TASK DETAILS: Exactly reproduce all the records, keeping pictures out of the copy.
## START RECORDS SUPPLIED
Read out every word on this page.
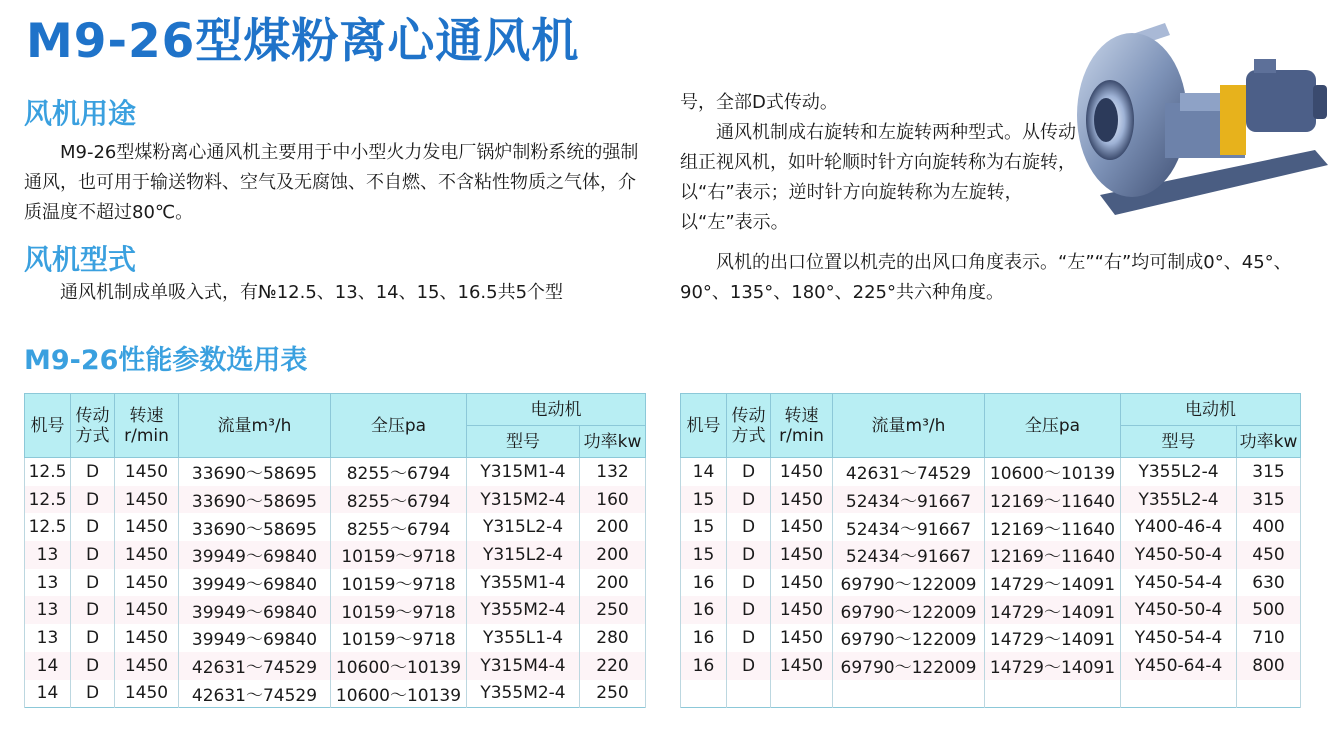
M9-26型煤粉离心通风机
风机用途

M9-26型煤粉离心通风机主要用于中小型火力发电厂锅炉制粉系统的强制通风，也可用于输送物料、空气及无腐蚀、不自燃、不含粘性物质之气体，介质温度不超过80℃。

风机型式

通风机制成单吸入式，有№12.5、13、14、15、16.5共5个型

号，全部D式传动。

通风机制成右旋转和左旋转两种型式。从传动组正视风机，如叶轮顺时针方向旋转称为右旋转，以“右”表示；逆时针方向旋转称为左旋转，以“左”表示。

风机的出口位置以机壳的出风口角度表示。“左”“右”均可制成0°、45°、90°、135°、180°、225°共六种角度。

M9-26性能参数选用表
机号	传动方式	转速r/min	流量m³/h	全压pa	电动机	
					型号	功率kw
12.5	D	1450	33690～58695	8255～6794	Y315M1-4	132
12.5	D	1450	33690～58695	8255～6794	Y315M2-4	160
12.5	D	1450	33690～58695	8255～6794	Y315L2-4	200
13	D	1450	39949～69840	10159～9718	Y315L2-4	200
13	D	1450	39949～69840	10159～9718	Y355M1-4	200
13	D	1450	39949～69840	10159～9718	Y355M2-4	250
13	D	1450	39949～69840	10159～9718	Y355L1-4	280
14	D	1450	42631～74529	10600～10139	Y315M4-4	220
14	D	1450	42631～74529	10600～10139	Y355M2-4	250
机号	传动方式	转速r/min	流量m³/h	全压pa	电动机	
					型号	功率kw
14	D	1450	42631～74529	10600～10139	Y355L2-4	315
15	D	1450	52434～91667	12169～11640	Y355L2-4	315
15	D	1450	52434～91667	12169～11640	Y400-46-4	400
15	D	1450	52434～91667	12169～11640	Y450-50-4	450
16	D	1450	69790～122009	14729～14091	Y450-54-4	630
16	D	1450	69790～122009	14729～14091	Y450-50-4	500
16	D	1450	69790～122009	14729～14091	Y450-54-4	710
16	D	1450	69790～122009	14729～14091	Y450-64-4	800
## END RECORDS SUPPLIED
RESULT FOR THIS EXERCISE:
Read out every word on this page.
M9-26型煤粉离心通风机
风机用途

M9-26型煤粉离心通风机主要用于中小型火力发电厂锅炉制粉系统的强制通风，也可用于输送物料、空气及无腐蚀、不自燃、不含粘性物质之气体，介质温度不超过80℃。

风机型式

通风机制成单吸入式，有№12.5、13、14、15、16.5共5个型

号，全部D式传动。

通风机制成右旋转和左旋转两种型式。从传动组正视风机，如叶轮顺时针方向旋转称为右旋转，以“右”表示；逆时针方向旋转称为左旋转，以“左”表示。

风机的出口位置以机壳的出风口角度表示。“左”“右”均可制成0°、45°、90°、135°、180°、225°共六种角度。

M9-26性能参数选用表
机号	传动方式	转速r/min	流量m³/h	全压pa	电动机	
					型号	功率kw
12.5	D	1450	33690～58695	8255～6794	Y315M1-4	132
12.5	D	1450	33690～58695	8255～6794	Y315M2-4	160
12.5	D	1450	33690～58695	8255～6794	Y315L2-4	200
13	D	1450	39949～69840	10159～9718	Y315L2-4	200
13	D	1450	39949～69840	10159～9718	Y355M1-4	200
13	D	1450	39949～69840	10159～9718	Y355M2-4	250
13	D	1450	39949～69840	10159～9718	Y355L1-4	280
14	D	1450	42631～74529	10600～10139	Y315M4-4	220
14	D	1450	42631～74529	10600～10139	Y355M2-4	250
机号	传动方式	转速r/min	流量m³/h	全压pa	电动机	
					型号	功率kw
14	D	1450	42631～74529	10600～10139	Y355L2-4	315
15	D	1450	52434～91667	12169～11640	Y355L2-4	315
15	D	1450	52434～91667	12169～11640	Y400-46-4	400
15	D	1450	52434～91667	12169～11640	Y450-50-4	450
16	D	1450	69790～122009	14729～14091	Y450-54-4	630
16	D	1450	69790～122009	14729～14091	Y450-50-4	500
16	D	1450	69790～122009	14729～14091	Y450-54-4	710
16	D	1450	69790～122009	14729～14091	Y450-64-4	800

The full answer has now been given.